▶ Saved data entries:
——————————

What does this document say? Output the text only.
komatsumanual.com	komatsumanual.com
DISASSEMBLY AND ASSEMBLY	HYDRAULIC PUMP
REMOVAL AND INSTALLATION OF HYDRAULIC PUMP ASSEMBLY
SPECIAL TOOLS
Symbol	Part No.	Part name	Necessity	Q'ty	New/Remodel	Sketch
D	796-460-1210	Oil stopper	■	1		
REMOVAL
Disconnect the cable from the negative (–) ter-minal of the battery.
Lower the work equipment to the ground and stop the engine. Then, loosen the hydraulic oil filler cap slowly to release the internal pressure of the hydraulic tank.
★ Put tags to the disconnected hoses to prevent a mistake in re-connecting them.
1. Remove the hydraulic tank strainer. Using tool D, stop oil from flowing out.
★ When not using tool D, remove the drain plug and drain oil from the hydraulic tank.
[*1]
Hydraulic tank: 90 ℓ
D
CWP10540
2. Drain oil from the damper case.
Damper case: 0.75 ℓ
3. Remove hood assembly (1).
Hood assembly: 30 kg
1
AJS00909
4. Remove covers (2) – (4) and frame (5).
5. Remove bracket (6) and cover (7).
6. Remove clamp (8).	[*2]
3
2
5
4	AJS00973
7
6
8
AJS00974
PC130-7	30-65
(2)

——————————

▶ WORK TO COMPLETE:
Repeat the listing above without any change.

▶ RESPONSE:
What does this document say? Output the text only.
komatsumanual.com	komatsumanual.com
DISASSEMBLY AND ASSEMBLY	HYDRAULIC PUMP
REMOVAL AND INSTALLATION OF HYDRAULIC PUMP ASSEMBLY
SPECIAL TOOLS
Symbol	Part No.	Part name	Necessity	Q'ty	New/Remodel	Sketch
D	796-460-1210	Oil stopper	■	1		
REMOVAL
Disconnect the cable from the negative (–) ter-minal of the battery.
Lower the work equipment to the ground and stop the engine. Then, loosen the hydraulic oil filler cap slowly to release the internal pressure of the hydraulic tank.
★ Put tags to the disconnected hoses to prevent a mistake in re-connecting them.
1. Remove the hydraulic tank strainer. Using tool D, stop oil from flowing out.
★ When not using tool D, remove the drain plug and drain oil from the hydraulic tank.
[*1]
Hydraulic tank: 90 ℓ
D
CWP10540
2. Drain oil from the damper case.
Damper case: 0.75 ℓ
3. Remove hood assembly (1).
Hood assembly: 30 kg
1
AJS00909
4. Remove covers (2) – (4) and frame (5).
5. Remove bracket (6) and cover (7).
6. Remove clamp (8).	[*2]
3
2
5
4	AJS00973
7
6
8
AJS00974
PC130-7	30-65
(2)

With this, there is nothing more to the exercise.